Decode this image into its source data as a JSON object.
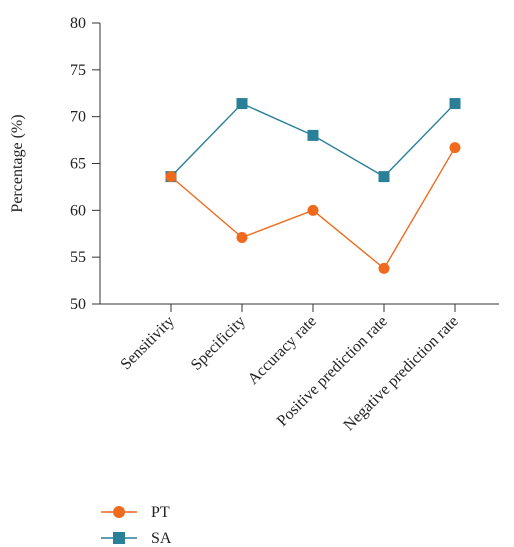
{
  "chart_data": {
    "type": "line",
    "categories": [
      "Sensitivity",
      "Specificity",
      "Accuracy rate",
      "Positive prediction rate",
      "Negative prediction rate"
    ],
    "series": [
      {
        "name": "PT",
        "marker": "circle",
        "color": "#ef6a1c",
        "values": [
          63.6,
          57.1,
          60.0,
          53.8,
          66.7
        ]
      },
      {
        "name": "SA",
        "marker": "square",
        "color": "#2a7f99",
        "values": [
          63.6,
          71.4,
          68.0,
          63.6,
          71.4
        ]
      }
    ],
    "ylabel": "Percentage (%)",
    "xlabel": "",
    "ylim": [
      50,
      80
    ],
    "yticks": [
      50,
      55,
      60,
      65,
      70,
      75,
      80
    ],
    "grid": false,
    "legend_position": "bottom-left"
  }
}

> Written request
All the material shown above is to be copied exactly, with no pictures carried over.

> Reply
Decode this image into its source data as a JSON object.
{
  "chart_data": {
    "type": "line",
    "categories": [
      "Sensitivity",
      "Specificity",
      "Accuracy rate",
      "Positive prediction rate",
      "Negative prediction rate"
    ],
    "series": [
      {
        "name": "PT",
        "marker": "circle",
        "color": "#ef6a1c",
        "values": [
          63.6,
          57.1,
          60.0,
          53.8,
          66.7
        ]
      },
      {
        "name": "SA",
        "marker": "square",
        "color": "#2a7f99",
        "values": [
          63.6,
          71.4,
          68.0,
          63.6,
          71.4
        ]
      }
    ],
    "ylabel": "Percentage (%)",
    "xlabel": "",
    "ylim": [
      50,
      80
    ],
    "yticks": [
      50,
      55,
      60,
      65,
      70,
      75,
      80
    ],
    "grid": false,
    "legend_position": "bottom-left"
  }
}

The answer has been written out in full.